Word for word, transcribe the lines below and drop the pictures.

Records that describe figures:

"""

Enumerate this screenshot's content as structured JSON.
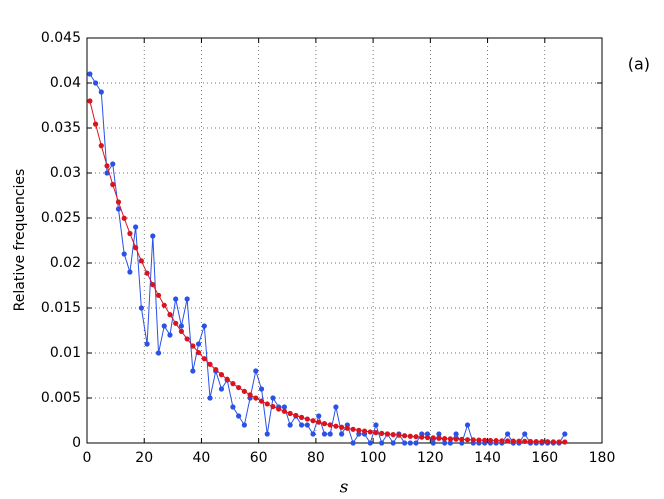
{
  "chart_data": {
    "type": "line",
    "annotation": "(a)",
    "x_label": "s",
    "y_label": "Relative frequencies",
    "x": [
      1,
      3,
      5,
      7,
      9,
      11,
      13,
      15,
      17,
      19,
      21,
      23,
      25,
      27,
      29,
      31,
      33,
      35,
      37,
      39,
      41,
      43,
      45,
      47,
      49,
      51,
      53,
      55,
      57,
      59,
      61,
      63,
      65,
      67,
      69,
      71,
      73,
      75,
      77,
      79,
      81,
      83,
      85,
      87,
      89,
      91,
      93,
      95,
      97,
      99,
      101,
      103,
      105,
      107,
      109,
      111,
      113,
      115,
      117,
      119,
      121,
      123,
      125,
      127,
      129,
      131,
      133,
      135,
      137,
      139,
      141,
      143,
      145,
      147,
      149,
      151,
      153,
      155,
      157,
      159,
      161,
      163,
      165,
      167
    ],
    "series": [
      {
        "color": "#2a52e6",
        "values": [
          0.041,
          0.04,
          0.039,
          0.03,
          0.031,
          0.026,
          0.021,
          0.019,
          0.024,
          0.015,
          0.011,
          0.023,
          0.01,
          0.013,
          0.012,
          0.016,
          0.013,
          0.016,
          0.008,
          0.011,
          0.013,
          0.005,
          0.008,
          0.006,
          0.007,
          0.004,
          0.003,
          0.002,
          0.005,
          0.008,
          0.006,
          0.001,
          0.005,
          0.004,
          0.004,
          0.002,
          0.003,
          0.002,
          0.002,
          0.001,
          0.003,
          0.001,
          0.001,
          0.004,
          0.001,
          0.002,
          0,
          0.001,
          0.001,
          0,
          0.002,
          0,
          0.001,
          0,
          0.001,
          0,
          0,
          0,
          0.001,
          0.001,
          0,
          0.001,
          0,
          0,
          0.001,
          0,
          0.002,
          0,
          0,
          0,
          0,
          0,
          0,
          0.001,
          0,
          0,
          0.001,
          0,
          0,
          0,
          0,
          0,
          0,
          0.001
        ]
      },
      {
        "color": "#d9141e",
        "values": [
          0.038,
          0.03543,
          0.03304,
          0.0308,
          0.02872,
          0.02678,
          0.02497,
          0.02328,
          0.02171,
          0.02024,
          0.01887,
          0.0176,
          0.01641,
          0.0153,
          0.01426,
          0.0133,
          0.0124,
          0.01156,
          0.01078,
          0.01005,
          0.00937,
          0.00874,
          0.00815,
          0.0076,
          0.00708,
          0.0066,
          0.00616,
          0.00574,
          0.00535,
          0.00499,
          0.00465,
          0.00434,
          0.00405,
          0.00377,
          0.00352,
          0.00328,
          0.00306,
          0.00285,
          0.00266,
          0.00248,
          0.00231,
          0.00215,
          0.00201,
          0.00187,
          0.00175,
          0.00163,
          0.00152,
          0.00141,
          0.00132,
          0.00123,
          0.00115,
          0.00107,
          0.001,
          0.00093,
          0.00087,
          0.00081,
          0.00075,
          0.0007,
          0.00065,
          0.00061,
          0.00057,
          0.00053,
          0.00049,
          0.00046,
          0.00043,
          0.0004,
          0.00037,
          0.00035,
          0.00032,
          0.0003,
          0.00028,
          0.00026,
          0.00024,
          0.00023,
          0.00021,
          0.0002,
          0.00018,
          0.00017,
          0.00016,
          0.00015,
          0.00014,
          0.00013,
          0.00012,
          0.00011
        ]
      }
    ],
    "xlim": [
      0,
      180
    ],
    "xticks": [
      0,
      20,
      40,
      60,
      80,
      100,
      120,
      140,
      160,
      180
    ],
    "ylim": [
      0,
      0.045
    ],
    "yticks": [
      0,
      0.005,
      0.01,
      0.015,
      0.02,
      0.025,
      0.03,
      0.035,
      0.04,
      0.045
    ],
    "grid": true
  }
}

"""

ANSWER TO THIS PROBLEM:
Enumerate this screenshot's content as structured JSON.
{
  "chart_data": {
    "type": "line",
    "annotation": "(a)",
    "x_label": "s",
    "y_label": "Relative frequencies",
    "x": [
      1,
      3,
      5,
      7,
      9,
      11,
      13,
      15,
      17,
      19,
      21,
      23,
      25,
      27,
      29,
      31,
      33,
      35,
      37,
      39,
      41,
      43,
      45,
      47,
      49,
      51,
      53,
      55,
      57,
      59,
      61,
      63,
      65,
      67,
      69,
      71,
      73,
      75,
      77,
      79,
      81,
      83,
      85,
      87,
      89,
      91,
      93,
      95,
      97,
      99,
      101,
      103,
      105,
      107,
      109,
      111,
      113,
      115,
      117,
      119,
      121,
      123,
      125,
      127,
      129,
      131,
      133,
      135,
      137,
      139,
      141,
      143,
      145,
      147,
      149,
      151,
      153,
      155,
      157,
      159,
      161,
      163,
      165,
      167
    ],
    "series": [
      {
        "color": "#2a52e6",
        "values": [
          0.041,
          0.04,
          0.039,
          0.03,
          0.031,
          0.026,
          0.021,
          0.019,
          0.024,
          0.015,
          0.011,
          0.023,
          0.01,
          0.013,
          0.012,
          0.016,
          0.013,
          0.016,
          0.008,
          0.011,
          0.013,
          0.005,
          0.008,
          0.006,
          0.007,
          0.004,
          0.003,
          0.002,
          0.005,
          0.008,
          0.006,
          0.001,
          0.005,
          0.004,
          0.004,
          0.002,
          0.003,
          0.002,
          0.002,
          0.001,
          0.003,
          0.001,
          0.001,
          0.004,
          0.001,
          0.002,
          0,
          0.001,
          0.001,
          0,
          0.002,
          0,
          0.001,
          0,
          0.001,
          0,
          0,
          0,
          0.001,
          0.001,
          0,
          0.001,
          0,
          0,
          0.001,
          0,
          0.002,
          0,
          0,
          0,
          0,
          0,
          0,
          0.001,
          0,
          0,
          0.001,
          0,
          0,
          0,
          0,
          0,
          0,
          0.001
        ]
      },
      {
        "color": "#d9141e",
        "values": [
          0.038,
          0.03543,
          0.03304,
          0.0308,
          0.02872,
          0.02678,
          0.02497,
          0.02328,
          0.02171,
          0.02024,
          0.01887,
          0.0176,
          0.01641,
          0.0153,
          0.01426,
          0.0133,
          0.0124,
          0.01156,
          0.01078,
          0.01005,
          0.00937,
          0.00874,
          0.00815,
          0.0076,
          0.00708,
          0.0066,
          0.00616,
          0.00574,
          0.00535,
          0.00499,
          0.00465,
          0.00434,
          0.00405,
          0.00377,
          0.00352,
          0.00328,
          0.00306,
          0.00285,
          0.00266,
          0.00248,
          0.00231,
          0.00215,
          0.00201,
          0.00187,
          0.00175,
          0.00163,
          0.00152,
          0.00141,
          0.00132,
          0.00123,
          0.00115,
          0.00107,
          0.001,
          0.00093,
          0.00087,
          0.00081,
          0.00075,
          0.0007,
          0.00065,
          0.00061,
          0.00057,
          0.00053,
          0.00049,
          0.00046,
          0.00043,
          0.0004,
          0.00037,
          0.00035,
          0.00032,
          0.0003,
          0.00028,
          0.00026,
          0.00024,
          0.00023,
          0.00021,
          0.0002,
          0.00018,
          0.00017,
          0.00016,
          0.00015,
          0.00014,
          0.00013,
          0.00012,
          0.00011
        ]
      }
    ],
    "xlim": [
      0,
      180
    ],
    "xticks": [
      0,
      20,
      40,
      60,
      80,
      100,
      120,
      140,
      160,
      180
    ],
    "ylim": [
      0,
      0.045
    ],
    "yticks": [
      0,
      0.005,
      0.01,
      0.015,
      0.02,
      0.025,
      0.03,
      0.035,
      0.04,
      0.045
    ],
    "grid": true
  }
}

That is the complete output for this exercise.